REQUIRED WORK - Without including the pictures, copy out every line below.
——
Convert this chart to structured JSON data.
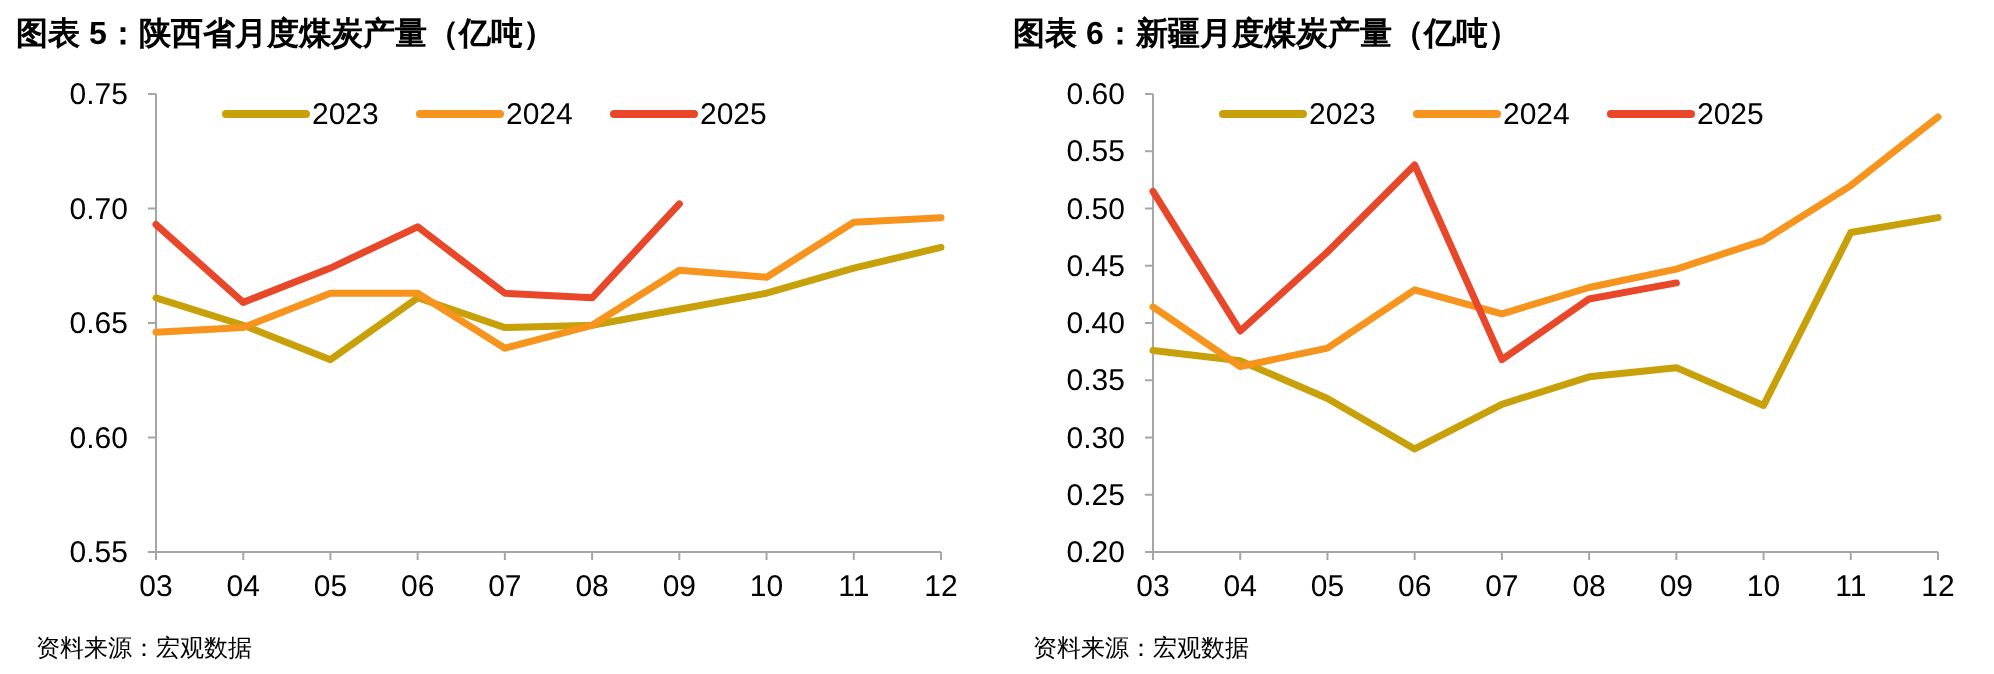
{
  "chart_data": [
    {
      "type": "line",
      "title": "图表 5：陕西省月度煤炭产量（亿吨）",
      "categories": [
        "03",
        "04",
        "05",
        "06",
        "07",
        "08",
        "09",
        "10",
        "11",
        "12"
      ],
      "series": [
        {
          "name": "2023",
          "color": "#c8a00a",
          "values": [
            0.661,
            0.649,
            0.634,
            0.661,
            0.648,
            0.649,
            0.656,
            0.663,
            0.674,
            0.683
          ]
        },
        {
          "name": "2024",
          "color": "#f7941d",
          "values": [
            0.646,
            0.648,
            0.663,
            0.663,
            0.639,
            0.649,
            0.673,
            0.67,
            0.694,
            0.696
          ]
        },
        {
          "name": "2025",
          "color": "#e8472a",
          "values": [
            0.693,
            0.659,
            0.674,
            0.692,
            0.663,
            0.661,
            0.702,
            null,
            null,
            null
          ]
        }
      ],
      "ylim": [
        0.55,
        0.75
      ],
      "yticks": [
        {
          "value": 0.55,
          "label": "0.55"
        },
        {
          "value": 0.6,
          "label": "0.60"
        },
        {
          "value": 0.65,
          "label": "0.65"
        },
        {
          "value": 0.7,
          "label": "0.70"
        },
        {
          "value": 0.75,
          "label": "0.75"
        }
      ],
      "legend": "top",
      "marker": "none",
      "line_style": "solid",
      "annotations": [
        "资料来源：宏观数据"
      ]
    },
    {
      "type": "line",
      "title": "图表 6：新疆月度煤炭产量（亿吨）",
      "categories": [
        "03",
        "04",
        "05",
        "06",
        "07",
        "08",
        "09",
        "10",
        "11",
        "12"
      ],
      "series": [
        {
          "name": "2023",
          "color": "#c8a00a",
          "values": [
            0.376,
            0.367,
            0.334,
            0.29,
            0.329,
            0.353,
            0.361,
            0.328,
            0.479,
            0.492
          ]
        },
        {
          "name": "2024",
          "color": "#f7941d",
          "values": [
            0.414,
            0.362,
            0.378,
            0.429,
            0.408,
            0.431,
            0.447,
            0.472,
            0.52,
            0.58
          ]
        },
        {
          "name": "2025",
          "color": "#e8472a",
          "values": [
            0.515,
            0.393,
            0.462,
            0.538,
            0.368,
            0.421,
            0.435,
            null,
            null,
            null
          ]
        }
      ],
      "ylim": [
        0.2,
        0.6
      ],
      "yticks": [
        {
          "value": 0.2,
          "label": "0.20"
        },
        {
          "value": 0.25,
          "label": "0.25"
        },
        {
          "value": 0.3,
          "label": "0.30"
        },
        {
          "value": 0.35,
          "label": "0.35"
        },
        {
          "value": 0.4,
          "label": "0.40"
        },
        {
          "value": 0.45,
          "label": "0.45"
        },
        {
          "value": 0.5,
          "label": "0.50"
        },
        {
          "value": 0.55,
          "label": "0.55"
        },
        {
          "value": 0.6,
          "label": "0.60"
        }
      ],
      "legend": "top",
      "marker": "none",
      "line_style": "solid",
      "annotations": [
        "资料来源：宏观数据"
      ]
    }
  ]
}
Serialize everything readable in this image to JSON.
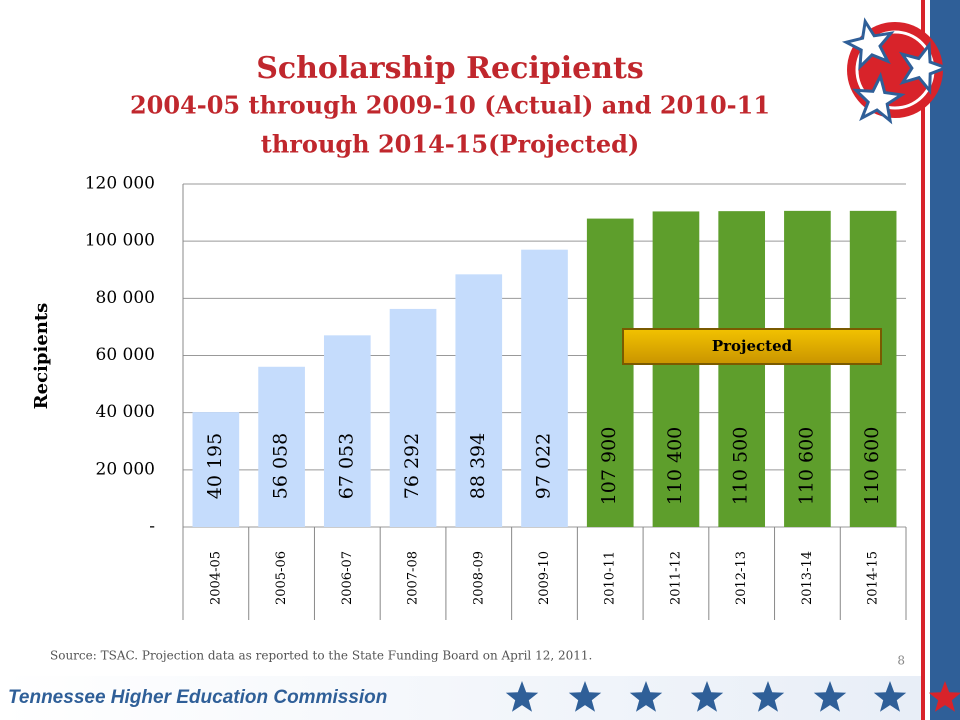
{
  "chart_data": {
    "type": "bar",
    "title": "Scholarship Recipients",
    "subtitle": [
      "2004-05 through 2009-10 (Actual) and 2010-11",
      "through 2014-15(Projected)"
    ],
    "y_label": "Recipients",
    "categories": [
      "2004-05",
      "2005-06",
      "2006-07",
      "2007-08",
      "2008-09",
      "2009-10",
      "2010-11",
      "2011-12",
      "2012-13",
      "2013-14",
      "2014-15"
    ],
    "values": [
      40195,
      56058,
      67053,
      76292,
      88394,
      97022,
      107900,
      110400,
      110500,
      110600,
      110600
    ],
    "value_labels": [
      "40 195",
      "56 058",
      "67 053",
      "76 292",
      "88 394",
      "97 022",
      "107 900",
      "110 400",
      "110 500",
      "110 600",
      "110 600"
    ],
    "colors": [
      "#c5dcfc",
      "#c5dcfc",
      "#c5dcfc",
      "#c5dcfc",
      "#c5dcfc",
      "#c5dcfc",
      "#5e9e2c",
      "#5e9e2c",
      "#5e9e2c",
      "#5e9e2c",
      "#5e9e2c"
    ],
    "ylim": [
      0,
      120000
    ],
    "yticks": [
      {
        "value": 0,
        "label": "-"
      },
      {
        "value": 20000,
        "label": "20 000"
      },
      {
        "value": 40000,
        "label": "40 000"
      },
      {
        "value": 60000,
        "label": "60 000"
      },
      {
        "value": 80000,
        "label": "80 000"
      },
      {
        "value": 100000,
        "label": "100 000"
      },
      {
        "value": 120000,
        "label": "120 000"
      }
    ],
    "grid": true,
    "annotation": "Projected",
    "source": "Source: TSAC. Projection data as reported to the State Funding Board on April 12, 2011."
  },
  "page_number": "8",
  "footer": "Tennessee Higher Education Commission"
}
——
EXERCISE RESPONSE -
Convert this chart to structured JSON data.
{
  "chart_data": [
    {
      "type": "line",
      "title": "图表 5：陕西省月度煤炭产量（亿吨）",
      "categories": [
        "03",
        "04",
        "05",
        "06",
        "07",
        "08",
        "09",
        "10",
        "11",
        "12"
      ],
      "series": [
        {
          "name": "2023",
          "color": "#c8a00a",
          "values": [
            0.661,
            0.649,
            0.634,
            0.661,
            0.648,
            0.649,
            0.656,
            0.663,
            0.674,
            0.683
          ]
        },
        {
          "name": "2024",
          "color": "#f7941d",
          "values": [
            0.646,
            0.648,
            0.663,
            0.663,
            0.639,
            0.649,
            0.673,
            0.67,
            0.694,
            0.696
          ]
        },
        {
          "name": "2025",
          "color": "#e8472a",
          "values": [
            0.693,
            0.659,
            0.674,
            0.692,
            0.663,
            0.661,
            0.702,
            null,
            null,
            null
          ]
        }
      ],
      "ylim": [
        0.55,
        0.75
      ],
      "yticks": [
        {
          "value": 0.55,
          "label": "0.55"
        },
        {
          "value": 0.6,
          "label": "0.60"
        },
        {
          "value": 0.65,
          "label": "0.65"
        },
        {
          "value": 0.7,
          "label": "0.70"
        },
        {
          "value": 0.75,
          "label": "0.75"
        }
      ],
      "legend": "top",
      "marker": "none",
      "line_style": "solid",
      "annotations": [
        "资料来源：宏观数据"
      ]
    },
    {
      "type": "line",
      "title": "图表 6：新疆月度煤炭产量（亿吨）",
      "categories": [
        "03",
        "04",
        "05",
        "06",
        "07",
        "08",
        "09",
        "10",
        "11",
        "12"
      ],
      "series": [
        {
          "name": "2023",
          "color": "#c8a00a",
          "values": [
            0.376,
            0.367,
            0.334,
            0.29,
            0.329,
            0.353,
            0.361,
            0.328,
            0.479,
            0.492
          ]
        },
        {
          "name": "2024",
          "color": "#f7941d",
          "values": [
            0.414,
            0.362,
            0.378,
            0.429,
            0.408,
            0.431,
            0.447,
            0.472,
            0.52,
            0.58
          ]
        },
        {
          "name": "2025",
          "color": "#e8472a",
          "values": [
            0.515,
            0.393,
            0.462,
            0.538,
            0.368,
            0.421,
            0.435,
            null,
            null,
            null
          ]
        }
      ],
      "ylim": [
        0.2,
        0.6
      ],
      "yticks": [
        {
          "value": 0.2,
          "label": "0.20"
        },
        {
          "value": 0.25,
          "label": "0.25"
        },
        {
          "value": 0.3,
          "label": "0.30"
        },
        {
          "value": 0.35,
          "label": "0.35"
        },
        {
          "value": 0.4,
          "label": "0.40"
        },
        {
          "value": 0.45,
          "label": "0.45"
        },
        {
          "value": 0.5,
          "label": "0.50"
        },
        {
          "value": 0.55,
          "label": "0.55"
        },
        {
          "value": 0.6,
          "label": "0.60"
        }
      ],
      "legend": "top",
      "marker": "none",
      "line_style": "solid",
      "annotations": [
        "资料来源：宏观数据"
      ]
    }
  ]
}
Serialize everything readable in this image to JSON.
{
  "chart_data": {
    "type": "bar",
    "title": "Scholarship Recipients",
    "subtitle": [
      "2004-05 through 2009-10 (Actual) and 2010-11",
      "through 2014-15(Projected)"
    ],
    "y_label": "Recipients",
    "categories": [
      "2004-05",
      "2005-06",
      "2006-07",
      "2007-08",
      "2008-09",
      "2009-10",
      "2010-11",
      "2011-12",
      "2012-13",
      "2013-14",
      "2014-15"
    ],
    "values": [
      40195,
      56058,
      67053,
      76292,
      88394,
      97022,
      107900,
      110400,
      110500,
      110600,
      110600
    ],
    "value_labels": [
      "40 195",
      "56 058",
      "67 053",
      "76 292",
      "88 394",
      "97 022",
      "107 900",
      "110 400",
      "110 500",
      "110 600",
      "110 600"
    ],
    "colors": [
      "#c5dcfc",
      "#c5dcfc",
      "#c5dcfc",
      "#c5dcfc",
      "#c5dcfc",
      "#c5dcfc",
      "#5e9e2c",
      "#5e9e2c",
      "#5e9e2c",
      "#5e9e2c",
      "#5e9e2c"
    ],
    "ylim": [
      0,
      120000
    ],
    "yticks": [
      {
        "value": 0,
        "label": "-"
      },
      {
        "value": 20000,
        "label": "20 000"
      },
      {
        "value": 40000,
        "label": "40 000"
      },
      {
        "value": 60000,
        "label": "60 000"
      },
      {
        "value": 80000,
        "label": "80 000"
      },
      {
        "value": 100000,
        "label": "100 000"
      },
      {
        "value": 120000,
        "label": "120 000"
      }
    ],
    "grid": true,
    "annotation": "Projected",
    "source": "Source: TSAC. Projection data as reported to the State Funding Board on April 12, 2011."
  },
  "page_number": "8",
  "footer": "Tennessee Higher Education Commission"
}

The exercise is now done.